Aim of the exercise:
Reproduce the data exactly.

'''

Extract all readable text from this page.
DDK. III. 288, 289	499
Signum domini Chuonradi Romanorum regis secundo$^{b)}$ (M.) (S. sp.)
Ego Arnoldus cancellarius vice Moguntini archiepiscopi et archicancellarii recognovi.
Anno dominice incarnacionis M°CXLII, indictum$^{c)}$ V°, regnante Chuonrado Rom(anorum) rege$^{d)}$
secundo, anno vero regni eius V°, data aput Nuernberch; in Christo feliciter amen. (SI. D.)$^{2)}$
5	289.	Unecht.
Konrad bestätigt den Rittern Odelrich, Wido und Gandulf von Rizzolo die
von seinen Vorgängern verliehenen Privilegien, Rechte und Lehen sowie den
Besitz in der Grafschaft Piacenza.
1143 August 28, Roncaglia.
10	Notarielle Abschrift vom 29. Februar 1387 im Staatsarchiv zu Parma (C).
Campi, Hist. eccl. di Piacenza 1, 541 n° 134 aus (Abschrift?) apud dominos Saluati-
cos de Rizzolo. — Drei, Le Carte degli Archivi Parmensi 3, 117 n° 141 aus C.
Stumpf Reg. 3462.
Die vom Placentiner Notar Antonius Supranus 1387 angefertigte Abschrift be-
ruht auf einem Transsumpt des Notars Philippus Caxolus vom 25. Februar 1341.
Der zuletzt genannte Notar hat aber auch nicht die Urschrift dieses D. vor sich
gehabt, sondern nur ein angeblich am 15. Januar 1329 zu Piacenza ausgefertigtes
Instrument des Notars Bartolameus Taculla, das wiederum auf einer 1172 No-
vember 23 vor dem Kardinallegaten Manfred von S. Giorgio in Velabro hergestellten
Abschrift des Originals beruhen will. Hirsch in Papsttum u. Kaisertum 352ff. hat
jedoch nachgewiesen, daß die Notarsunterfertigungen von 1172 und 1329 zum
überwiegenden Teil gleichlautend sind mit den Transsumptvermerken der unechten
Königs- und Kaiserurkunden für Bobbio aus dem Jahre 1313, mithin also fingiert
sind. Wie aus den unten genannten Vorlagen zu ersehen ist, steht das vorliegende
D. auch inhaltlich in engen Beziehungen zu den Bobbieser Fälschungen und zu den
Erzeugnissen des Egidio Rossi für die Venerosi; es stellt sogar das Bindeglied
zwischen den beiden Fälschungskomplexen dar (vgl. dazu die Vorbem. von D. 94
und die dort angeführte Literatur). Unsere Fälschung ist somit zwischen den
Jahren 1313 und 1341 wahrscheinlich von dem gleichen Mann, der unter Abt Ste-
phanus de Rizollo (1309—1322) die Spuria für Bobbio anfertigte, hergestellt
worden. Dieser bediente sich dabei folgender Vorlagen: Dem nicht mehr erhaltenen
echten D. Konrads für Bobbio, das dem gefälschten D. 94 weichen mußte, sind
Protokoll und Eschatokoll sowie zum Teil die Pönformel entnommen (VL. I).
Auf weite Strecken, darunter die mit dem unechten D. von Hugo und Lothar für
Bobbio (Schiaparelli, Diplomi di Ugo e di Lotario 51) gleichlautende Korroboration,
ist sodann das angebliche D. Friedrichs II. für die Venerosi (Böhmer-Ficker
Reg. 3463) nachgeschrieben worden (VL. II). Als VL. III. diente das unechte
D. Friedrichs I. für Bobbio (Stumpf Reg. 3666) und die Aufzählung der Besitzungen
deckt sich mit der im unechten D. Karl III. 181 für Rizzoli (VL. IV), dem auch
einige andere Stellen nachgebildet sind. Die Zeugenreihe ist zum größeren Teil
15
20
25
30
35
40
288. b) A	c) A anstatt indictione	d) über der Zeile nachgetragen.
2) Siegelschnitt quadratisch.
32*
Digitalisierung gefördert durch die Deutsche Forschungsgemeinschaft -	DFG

'''

Solution to this exercise:
Extract all readable text from this page.
DDK. III. 288, 289	499
Signum domini Chuonradi Romanorum regis secundo$^{b)}$ (M.) (S. sp.)
Ego Arnoldus cancellarius vice Moguntini archiepiscopi et archicancellarii recognovi.
Anno dominice incarnacionis M°CXLII, indictum$^{c)}$ V°, regnante Chuonrado Rom(anorum) rege$^{d)}$
secundo, anno vero regni eius V°, data aput Nuernberch; in Christo feliciter amen. (SI. D.)$^{2)}$
5	289.	Unecht.
Konrad bestätigt den Rittern Odelrich, Wido und Gandulf von Rizzolo die
von seinen Vorgängern verliehenen Privilegien, Rechte und Lehen sowie den
Besitz in der Grafschaft Piacenza.
1143 August 28, Roncaglia.
10	Notarielle Abschrift vom 29. Februar 1387 im Staatsarchiv zu Parma (C).
Campi, Hist. eccl. di Piacenza 1, 541 n° 134 aus (Abschrift?) apud dominos Saluati-
cos de Rizzolo. — Drei, Le Carte degli Archivi Parmensi 3, 117 n° 141 aus C.
Stumpf Reg. 3462.
Die vom Placentiner Notar Antonius Supranus 1387 angefertigte Abschrift be-
ruht auf einem Transsumpt des Notars Philippus Caxolus vom 25. Februar 1341.
Der zuletzt genannte Notar hat aber auch nicht die Urschrift dieses D. vor sich
gehabt, sondern nur ein angeblich am 15. Januar 1329 zu Piacenza ausgefertigtes
Instrument des Notars Bartolameus Taculla, das wiederum auf einer 1172 No-
vember 23 vor dem Kardinallegaten Manfred von S. Giorgio in Velabro hergestellten
Abschrift des Originals beruhen will. Hirsch in Papsttum u. Kaisertum 352ff. hat
jedoch nachgewiesen, daß die Notarsunterfertigungen von 1172 und 1329 zum
überwiegenden Teil gleichlautend sind mit den Transsumptvermerken der unechten
Königs- und Kaiserurkunden für Bobbio aus dem Jahre 1313, mithin also fingiert
sind. Wie aus den unten genannten Vorlagen zu ersehen ist, steht das vorliegende
D. auch inhaltlich in engen Beziehungen zu den Bobbieser Fälschungen und zu den
Erzeugnissen des Egidio Rossi für die Venerosi; es stellt sogar das Bindeglied
zwischen den beiden Fälschungskomplexen dar (vgl. dazu die Vorbem. von D. 94
und die dort angeführte Literatur). Unsere Fälschung ist somit zwischen den
Jahren 1313 und 1341 wahrscheinlich von dem gleichen Mann, der unter Abt Ste-
phanus de Rizollo (1309—1322) die Spuria für Bobbio anfertigte, hergestellt
worden. Dieser bediente sich dabei folgender Vorlagen: Dem nicht mehr erhaltenen
echten D. Konrads für Bobbio, das dem gefälschten D. 94 weichen mußte, sind
Protokoll und Eschatokoll sowie zum Teil die Pönformel entnommen (VL. I).
Auf weite Strecken, darunter die mit dem unechten D. von Hugo und Lothar für
Bobbio (Schiaparelli, Diplomi di Ugo e di Lotario 51) gleichlautende Korroboration,
ist sodann das angebliche D. Friedrichs II. für die Venerosi (Böhmer-Ficker
Reg. 3463) nachgeschrieben worden (VL. II). Als VL. III. diente das unechte
D. Friedrichs I. für Bobbio (Stumpf Reg. 3666) und die Aufzählung der Besitzungen
deckt sich mit der im unechten D. Karl III. 181 für Rizzoli (VL. IV), dem auch
einige andere Stellen nachgebildet sind. Die Zeugenreihe ist zum größeren Teil
15
20
25
30
35
40
288. b) A	c) A anstatt indictione	d) über der Zeile nachgetragen.
2) Siegelschnitt quadratisch.
32*
Digitalisierung gefördert durch die Deutsche Forschungsgemeinschaft -	DFG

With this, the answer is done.